• [STATED TASK]:
Select the lines that hold the word "candidate" and copy each one.

* * * * * * * * *

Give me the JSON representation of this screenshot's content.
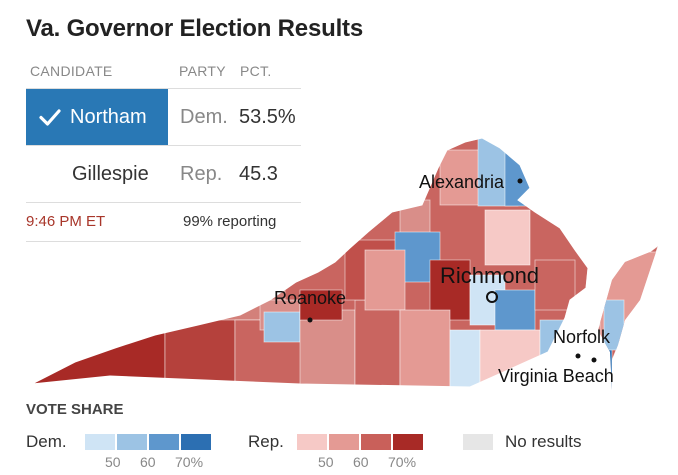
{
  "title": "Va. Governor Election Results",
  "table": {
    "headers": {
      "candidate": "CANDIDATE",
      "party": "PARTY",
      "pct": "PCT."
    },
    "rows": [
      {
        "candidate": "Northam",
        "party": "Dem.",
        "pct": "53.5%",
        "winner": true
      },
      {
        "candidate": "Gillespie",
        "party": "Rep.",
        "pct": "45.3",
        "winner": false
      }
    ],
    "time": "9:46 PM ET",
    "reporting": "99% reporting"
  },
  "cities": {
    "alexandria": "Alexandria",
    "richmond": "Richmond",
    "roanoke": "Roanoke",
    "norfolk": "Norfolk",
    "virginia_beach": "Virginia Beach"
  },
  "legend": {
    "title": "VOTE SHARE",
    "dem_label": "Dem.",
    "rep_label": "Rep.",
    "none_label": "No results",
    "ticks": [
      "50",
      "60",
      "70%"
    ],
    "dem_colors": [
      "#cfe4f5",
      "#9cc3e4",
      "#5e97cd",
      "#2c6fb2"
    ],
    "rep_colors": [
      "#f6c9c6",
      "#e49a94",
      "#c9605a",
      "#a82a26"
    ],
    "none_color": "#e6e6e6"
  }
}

* * * * * * * * *

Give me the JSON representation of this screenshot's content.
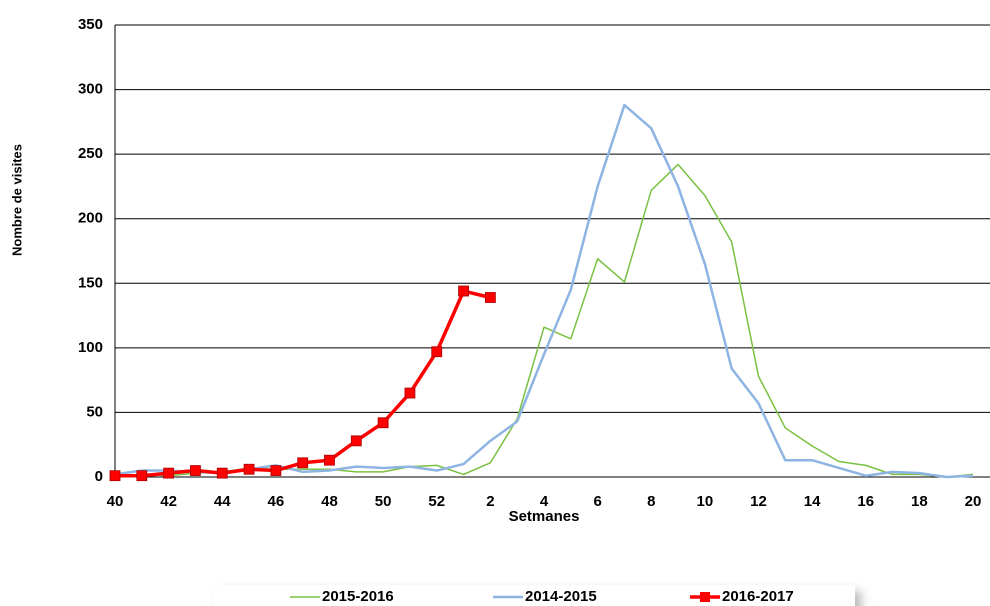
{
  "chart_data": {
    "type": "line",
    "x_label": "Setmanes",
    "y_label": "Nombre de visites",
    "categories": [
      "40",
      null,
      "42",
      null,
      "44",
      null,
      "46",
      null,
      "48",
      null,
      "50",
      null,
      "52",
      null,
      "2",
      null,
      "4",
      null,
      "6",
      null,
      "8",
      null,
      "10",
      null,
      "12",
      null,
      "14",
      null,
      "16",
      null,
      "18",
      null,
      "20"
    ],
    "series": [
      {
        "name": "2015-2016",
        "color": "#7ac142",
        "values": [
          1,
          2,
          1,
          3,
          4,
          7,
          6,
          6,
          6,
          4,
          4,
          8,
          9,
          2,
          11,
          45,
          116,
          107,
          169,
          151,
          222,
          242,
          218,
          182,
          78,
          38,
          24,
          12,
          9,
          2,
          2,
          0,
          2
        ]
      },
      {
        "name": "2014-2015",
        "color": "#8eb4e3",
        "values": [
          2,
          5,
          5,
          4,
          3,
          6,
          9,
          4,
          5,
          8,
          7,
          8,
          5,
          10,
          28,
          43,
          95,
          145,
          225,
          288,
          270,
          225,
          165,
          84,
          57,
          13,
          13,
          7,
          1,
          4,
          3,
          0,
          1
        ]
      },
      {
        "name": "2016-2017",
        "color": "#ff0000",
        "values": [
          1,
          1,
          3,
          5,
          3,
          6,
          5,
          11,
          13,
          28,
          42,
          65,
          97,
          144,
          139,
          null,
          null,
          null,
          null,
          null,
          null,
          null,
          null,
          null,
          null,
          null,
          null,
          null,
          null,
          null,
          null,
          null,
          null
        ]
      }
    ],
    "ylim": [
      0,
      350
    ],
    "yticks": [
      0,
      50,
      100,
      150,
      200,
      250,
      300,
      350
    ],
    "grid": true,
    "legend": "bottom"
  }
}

* * * * * * * * *

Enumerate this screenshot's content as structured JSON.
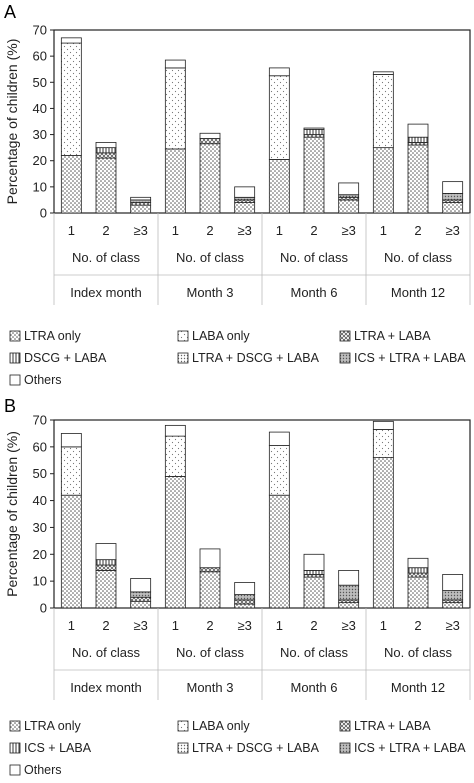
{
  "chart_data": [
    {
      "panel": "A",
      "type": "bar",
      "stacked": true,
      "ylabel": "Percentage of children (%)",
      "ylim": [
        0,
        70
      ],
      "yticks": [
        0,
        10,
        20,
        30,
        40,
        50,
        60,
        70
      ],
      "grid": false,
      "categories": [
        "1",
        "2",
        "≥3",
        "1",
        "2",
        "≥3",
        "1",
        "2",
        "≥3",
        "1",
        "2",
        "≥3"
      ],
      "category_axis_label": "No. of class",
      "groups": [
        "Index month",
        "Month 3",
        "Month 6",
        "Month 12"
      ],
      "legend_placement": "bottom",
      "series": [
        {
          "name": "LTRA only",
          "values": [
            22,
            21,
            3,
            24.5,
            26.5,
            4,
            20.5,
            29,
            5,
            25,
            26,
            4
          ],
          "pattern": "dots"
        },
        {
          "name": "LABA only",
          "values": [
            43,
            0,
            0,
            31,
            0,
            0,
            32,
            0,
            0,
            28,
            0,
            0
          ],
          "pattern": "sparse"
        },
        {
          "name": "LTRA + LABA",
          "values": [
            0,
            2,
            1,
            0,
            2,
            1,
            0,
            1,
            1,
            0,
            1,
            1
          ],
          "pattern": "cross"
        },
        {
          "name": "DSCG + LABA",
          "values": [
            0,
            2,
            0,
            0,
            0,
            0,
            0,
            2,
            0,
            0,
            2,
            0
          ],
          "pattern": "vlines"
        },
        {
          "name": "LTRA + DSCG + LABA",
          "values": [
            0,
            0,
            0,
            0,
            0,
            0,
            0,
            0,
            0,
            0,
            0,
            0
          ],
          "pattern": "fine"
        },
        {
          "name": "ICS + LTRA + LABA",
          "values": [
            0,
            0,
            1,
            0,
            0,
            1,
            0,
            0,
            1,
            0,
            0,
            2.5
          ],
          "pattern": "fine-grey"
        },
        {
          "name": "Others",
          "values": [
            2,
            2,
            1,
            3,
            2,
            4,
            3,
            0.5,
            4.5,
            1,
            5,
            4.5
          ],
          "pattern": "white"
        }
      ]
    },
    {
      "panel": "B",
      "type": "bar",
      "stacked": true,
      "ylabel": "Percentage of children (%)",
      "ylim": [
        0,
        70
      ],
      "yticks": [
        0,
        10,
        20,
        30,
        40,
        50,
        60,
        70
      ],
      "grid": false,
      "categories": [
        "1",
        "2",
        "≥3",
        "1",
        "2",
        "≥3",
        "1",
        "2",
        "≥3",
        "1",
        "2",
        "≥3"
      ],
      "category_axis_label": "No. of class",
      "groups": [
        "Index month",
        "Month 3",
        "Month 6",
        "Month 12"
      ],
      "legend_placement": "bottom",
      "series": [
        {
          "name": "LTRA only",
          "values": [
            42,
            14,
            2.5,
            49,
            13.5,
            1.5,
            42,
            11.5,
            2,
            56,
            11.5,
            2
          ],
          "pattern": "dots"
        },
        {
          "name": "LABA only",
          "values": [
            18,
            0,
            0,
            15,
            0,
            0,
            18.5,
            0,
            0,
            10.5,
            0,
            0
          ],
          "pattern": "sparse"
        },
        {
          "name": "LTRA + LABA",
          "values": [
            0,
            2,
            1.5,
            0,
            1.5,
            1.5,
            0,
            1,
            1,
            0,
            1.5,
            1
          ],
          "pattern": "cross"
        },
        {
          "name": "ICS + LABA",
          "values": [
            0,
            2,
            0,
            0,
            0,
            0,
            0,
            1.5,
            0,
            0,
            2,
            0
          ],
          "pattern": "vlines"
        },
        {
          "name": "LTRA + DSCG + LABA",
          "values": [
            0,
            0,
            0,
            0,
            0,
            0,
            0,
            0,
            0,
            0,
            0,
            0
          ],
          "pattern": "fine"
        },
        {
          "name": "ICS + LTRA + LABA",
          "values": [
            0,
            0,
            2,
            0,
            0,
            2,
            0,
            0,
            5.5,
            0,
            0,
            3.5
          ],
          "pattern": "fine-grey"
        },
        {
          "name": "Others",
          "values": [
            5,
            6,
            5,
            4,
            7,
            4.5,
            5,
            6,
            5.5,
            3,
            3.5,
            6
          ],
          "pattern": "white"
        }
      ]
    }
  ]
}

* * * * * * * * *

• [ANSWER FOR THIS EXERCISE]:
      "candidate": "CANDIDATE",
        "candidate": "Northam",
        "candidate": "Gillespie",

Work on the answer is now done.